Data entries
..........

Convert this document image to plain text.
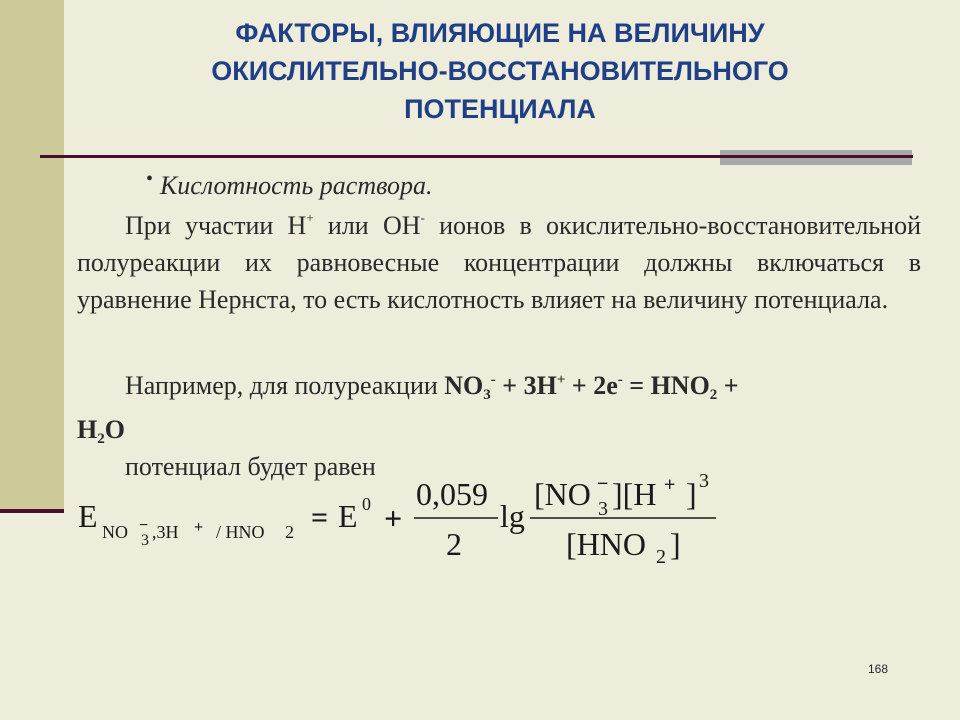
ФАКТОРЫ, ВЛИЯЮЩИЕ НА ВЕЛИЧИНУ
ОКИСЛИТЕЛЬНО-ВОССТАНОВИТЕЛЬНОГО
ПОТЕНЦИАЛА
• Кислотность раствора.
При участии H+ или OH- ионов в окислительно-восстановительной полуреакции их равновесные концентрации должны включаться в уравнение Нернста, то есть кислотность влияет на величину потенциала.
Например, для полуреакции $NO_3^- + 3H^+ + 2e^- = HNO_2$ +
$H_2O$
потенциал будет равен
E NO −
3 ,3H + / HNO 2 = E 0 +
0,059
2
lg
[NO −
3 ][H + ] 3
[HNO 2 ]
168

..........

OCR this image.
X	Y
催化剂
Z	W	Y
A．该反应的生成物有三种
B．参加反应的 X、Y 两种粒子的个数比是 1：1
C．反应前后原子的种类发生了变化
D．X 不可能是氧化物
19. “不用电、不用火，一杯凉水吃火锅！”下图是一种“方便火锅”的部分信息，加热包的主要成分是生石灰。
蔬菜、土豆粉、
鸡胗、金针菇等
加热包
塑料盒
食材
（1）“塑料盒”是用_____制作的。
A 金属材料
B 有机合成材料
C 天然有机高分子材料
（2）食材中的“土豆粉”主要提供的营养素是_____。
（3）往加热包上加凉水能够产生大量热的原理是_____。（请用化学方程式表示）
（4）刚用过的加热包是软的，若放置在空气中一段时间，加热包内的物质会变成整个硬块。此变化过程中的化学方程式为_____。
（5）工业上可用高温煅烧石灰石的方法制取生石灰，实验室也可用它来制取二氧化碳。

..........

> EXERCISE GOAL:
In how many lines does the word "this" appear? Respond with the number alone.

> ANSWER BELOW:
2